### TASK BRIEF
Repeat exactly each line of the data provided below.

"""

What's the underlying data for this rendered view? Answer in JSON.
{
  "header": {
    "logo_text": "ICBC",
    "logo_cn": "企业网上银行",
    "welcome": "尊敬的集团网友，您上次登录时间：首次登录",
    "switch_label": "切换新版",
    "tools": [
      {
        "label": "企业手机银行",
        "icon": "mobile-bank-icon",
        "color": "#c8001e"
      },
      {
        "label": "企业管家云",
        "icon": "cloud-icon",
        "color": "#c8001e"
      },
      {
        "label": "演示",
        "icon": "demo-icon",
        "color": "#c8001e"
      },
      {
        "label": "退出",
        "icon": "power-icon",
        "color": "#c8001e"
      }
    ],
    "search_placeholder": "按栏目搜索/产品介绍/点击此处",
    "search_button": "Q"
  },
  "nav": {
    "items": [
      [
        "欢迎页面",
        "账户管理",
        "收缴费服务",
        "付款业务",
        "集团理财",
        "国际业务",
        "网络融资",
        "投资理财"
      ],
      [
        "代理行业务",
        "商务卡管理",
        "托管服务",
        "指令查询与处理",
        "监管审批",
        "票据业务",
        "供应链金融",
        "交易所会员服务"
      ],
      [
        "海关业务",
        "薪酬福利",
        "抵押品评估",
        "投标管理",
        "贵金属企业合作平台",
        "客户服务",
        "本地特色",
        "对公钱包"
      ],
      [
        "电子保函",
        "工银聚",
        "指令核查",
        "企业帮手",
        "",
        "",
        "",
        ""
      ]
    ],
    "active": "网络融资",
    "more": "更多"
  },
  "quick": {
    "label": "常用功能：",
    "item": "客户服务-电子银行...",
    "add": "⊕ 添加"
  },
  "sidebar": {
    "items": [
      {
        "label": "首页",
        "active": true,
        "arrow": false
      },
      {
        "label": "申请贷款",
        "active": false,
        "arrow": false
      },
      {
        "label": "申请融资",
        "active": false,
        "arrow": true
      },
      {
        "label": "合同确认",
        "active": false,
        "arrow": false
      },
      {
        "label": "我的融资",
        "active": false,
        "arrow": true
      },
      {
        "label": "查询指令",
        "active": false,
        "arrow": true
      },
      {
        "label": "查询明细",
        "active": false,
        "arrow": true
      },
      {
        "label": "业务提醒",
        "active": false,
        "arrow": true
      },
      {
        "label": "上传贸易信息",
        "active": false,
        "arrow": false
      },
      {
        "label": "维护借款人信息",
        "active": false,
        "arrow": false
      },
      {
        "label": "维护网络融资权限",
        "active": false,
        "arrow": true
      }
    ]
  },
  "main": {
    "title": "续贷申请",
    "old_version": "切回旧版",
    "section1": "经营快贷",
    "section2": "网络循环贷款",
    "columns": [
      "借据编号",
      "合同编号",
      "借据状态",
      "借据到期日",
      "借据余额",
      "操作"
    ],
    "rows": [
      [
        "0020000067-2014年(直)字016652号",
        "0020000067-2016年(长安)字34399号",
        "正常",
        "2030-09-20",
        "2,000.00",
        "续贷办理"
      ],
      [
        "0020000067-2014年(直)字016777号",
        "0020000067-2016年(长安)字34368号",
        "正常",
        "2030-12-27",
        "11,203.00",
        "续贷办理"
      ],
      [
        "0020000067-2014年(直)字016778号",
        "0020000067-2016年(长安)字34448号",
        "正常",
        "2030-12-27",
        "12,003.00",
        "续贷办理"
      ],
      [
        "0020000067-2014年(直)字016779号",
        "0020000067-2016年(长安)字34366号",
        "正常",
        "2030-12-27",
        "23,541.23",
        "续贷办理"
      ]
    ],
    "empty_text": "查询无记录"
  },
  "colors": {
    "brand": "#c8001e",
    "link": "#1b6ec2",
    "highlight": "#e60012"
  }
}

"""

### RESULT FOR THIS TASK
What's the underlying data for this rendered view? Answer in JSON.
{
  "header": {
    "logo_text": "ICBC",
    "logo_cn": "企业网上银行",
    "welcome": "尊敬的集团网友，您上次登录时间：首次登录",
    "switch_label": "切换新版",
    "tools": [
      {
        "label": "企业手机银行",
        "icon": "mobile-bank-icon",
        "color": "#c8001e"
      },
      {
        "label": "企业管家云",
        "icon": "cloud-icon",
        "color": "#c8001e"
      },
      {
        "label": "演示",
        "icon": "demo-icon",
        "color": "#c8001e"
      },
      {
        "label": "退出",
        "icon": "power-icon",
        "color": "#c8001e"
      }
    ],
    "search_placeholder": "按栏目搜索/产品介绍/点击此处",
    "search_button": "Q"
  },
  "nav": {
    "items": [
      [
        "欢迎页面",
        "账户管理",
        "收缴费服务",
        "付款业务",
        "集团理财",
        "国际业务",
        "网络融资",
        "投资理财"
      ],
      [
        "代理行业务",
        "商务卡管理",
        "托管服务",
        "指令查询与处理",
        "监管审批",
        "票据业务",
        "供应链金融",
        "交易所会员服务"
      ],
      [
        "海关业务",
        "薪酬福利",
        "抵押品评估",
        "投标管理",
        "贵金属企业合作平台",
        "客户服务",
        "本地特色",
        "对公钱包"
      ],
      [
        "电子保函",
        "工银聚",
        "指令核查",
        "企业帮手",
        "",
        "",
        "",
        ""
      ]
    ],
    "active": "网络融资",
    "more": "更多"
  },
  "quick": {
    "label": "常用功能：",
    "item": "客户服务-电子银行...",
    "add": "⊕ 添加"
  },
  "sidebar": {
    "items": [
      {
        "label": "首页",
        "active": true,
        "arrow": false
      },
      {
        "label": "申请贷款",
        "active": false,
        "arrow": false
      },
      {
        "label": "申请融资",
        "active": false,
        "arrow": true
      },
      {
        "label": "合同确认",
        "active": false,
        "arrow": false
      },
      {
        "label": "我的融资",
        "active": false,
        "arrow": true
      },
      {
        "label": "查询指令",
        "active": false,
        "arrow": true
      },
      {
        "label": "查询明细",
        "active": false,
        "arrow": true
      },
      {
        "label": "业务提醒",
        "active": false,
        "arrow": true
      },
      {
        "label": "上传贸易信息",
        "active": false,
        "arrow": false
      },
      {
        "label": "维护借款人信息",
        "active": false,
        "arrow": false
      },
      {
        "label": "维护网络融资权限",
        "active": false,
        "arrow": true
      }
    ]
  },
  "main": {
    "title": "续贷申请",
    "old_version": "切回旧版",
    "section1": "经营快贷",
    "section2": "网络循环贷款",
    "columns": [
      "借据编号",
      "合同编号",
      "借据状态",
      "借据到期日",
      "借据余额",
      "操作"
    ],
    "rows": [
      [
        "0020000067-2014年(直)字016652号",
        "0020000067-2016年(长安)字34399号",
        "正常",
        "2030-09-20",
        "2,000.00",
        "续贷办理"
      ],
      [
        "0020000067-2014年(直)字016777号",
        "0020000067-2016年(长安)字34368号",
        "正常",
        "2030-12-27",
        "11,203.00",
        "续贷办理"
      ],
      [
        "0020000067-2014年(直)字016778号",
        "0020000067-2016年(长安)字34448号",
        "正常",
        "2030-12-27",
        "12,003.00",
        "续贷办理"
      ],
      [
        "0020000067-2014年(直)字016779号",
        "0020000067-2016年(长安)字34366号",
        "正常",
        "2030-12-27",
        "23,541.23",
        "续贷办理"
      ]
    ],
    "empty_text": "查询无记录"
  },
  "colors": {
    "brand": "#c8001e",
    "link": "#1b6ec2",
    "highlight": "#e60012"
  }
}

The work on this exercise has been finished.